## Exercise description
All records below must be retyped exactly.

###

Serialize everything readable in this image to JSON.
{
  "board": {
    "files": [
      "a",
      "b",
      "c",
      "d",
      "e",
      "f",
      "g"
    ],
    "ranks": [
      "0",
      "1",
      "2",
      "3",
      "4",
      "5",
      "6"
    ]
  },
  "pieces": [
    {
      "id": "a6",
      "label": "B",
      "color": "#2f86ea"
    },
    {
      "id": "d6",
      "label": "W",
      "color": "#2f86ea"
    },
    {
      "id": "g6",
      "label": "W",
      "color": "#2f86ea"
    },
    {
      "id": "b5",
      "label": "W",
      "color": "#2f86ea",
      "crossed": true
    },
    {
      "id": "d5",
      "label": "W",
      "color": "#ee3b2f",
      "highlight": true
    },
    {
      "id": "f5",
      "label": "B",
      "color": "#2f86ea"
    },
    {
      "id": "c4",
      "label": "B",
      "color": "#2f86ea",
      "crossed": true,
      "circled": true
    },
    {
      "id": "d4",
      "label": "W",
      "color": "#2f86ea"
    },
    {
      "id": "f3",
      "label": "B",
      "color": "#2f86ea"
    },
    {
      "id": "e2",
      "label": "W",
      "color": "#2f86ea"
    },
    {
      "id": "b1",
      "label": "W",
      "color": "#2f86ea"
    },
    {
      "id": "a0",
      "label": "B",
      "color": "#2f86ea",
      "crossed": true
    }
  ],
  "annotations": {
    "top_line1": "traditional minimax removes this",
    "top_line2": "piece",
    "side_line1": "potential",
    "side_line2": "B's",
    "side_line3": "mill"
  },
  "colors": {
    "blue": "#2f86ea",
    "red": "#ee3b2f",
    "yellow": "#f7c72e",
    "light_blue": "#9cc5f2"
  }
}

###

## Reply to the task
Serialize everything readable in this image to JSON.
{
  "board": {
    "files": [
      "a",
      "b",
      "c",
      "d",
      "e",
      "f",
      "g"
    ],
    "ranks": [
      "0",
      "1",
      "2",
      "3",
      "4",
      "5",
      "6"
    ]
  },
  "pieces": [
    {
      "id": "a6",
      "label": "B",
      "color": "#2f86ea"
    },
    {
      "id": "d6",
      "label": "W",
      "color": "#2f86ea"
    },
    {
      "id": "g6",
      "label": "W",
      "color": "#2f86ea"
    },
    {
      "id": "b5",
      "label": "W",
      "color": "#2f86ea",
      "crossed": true
    },
    {
      "id": "d5",
      "label": "W",
      "color": "#ee3b2f",
      "highlight": true
    },
    {
      "id": "f5",
      "label": "B",
      "color": "#2f86ea"
    },
    {
      "id": "c4",
      "label": "B",
      "color": "#2f86ea",
      "crossed": true,
      "circled": true
    },
    {
      "id": "d4",
      "label": "W",
      "color": "#2f86ea"
    },
    {
      "id": "f3",
      "label": "B",
      "color": "#2f86ea"
    },
    {
      "id": "e2",
      "label": "W",
      "color": "#2f86ea"
    },
    {
      "id": "b1",
      "label": "W",
      "color": "#2f86ea"
    },
    {
      "id": "a0",
      "label": "B",
      "color": "#2f86ea",
      "crossed": true
    }
  ],
  "annotations": {
    "top_line1": "traditional minimax removes this",
    "top_line2": "piece",
    "side_line1": "potential",
    "side_line2": "B's",
    "side_line3": "mill"
  },
  "colors": {
    "blue": "#2f86ea",
    "red": "#ee3b2f",
    "yellow": "#f7c72e",
    "light_blue": "#9cc5f2"
  }
}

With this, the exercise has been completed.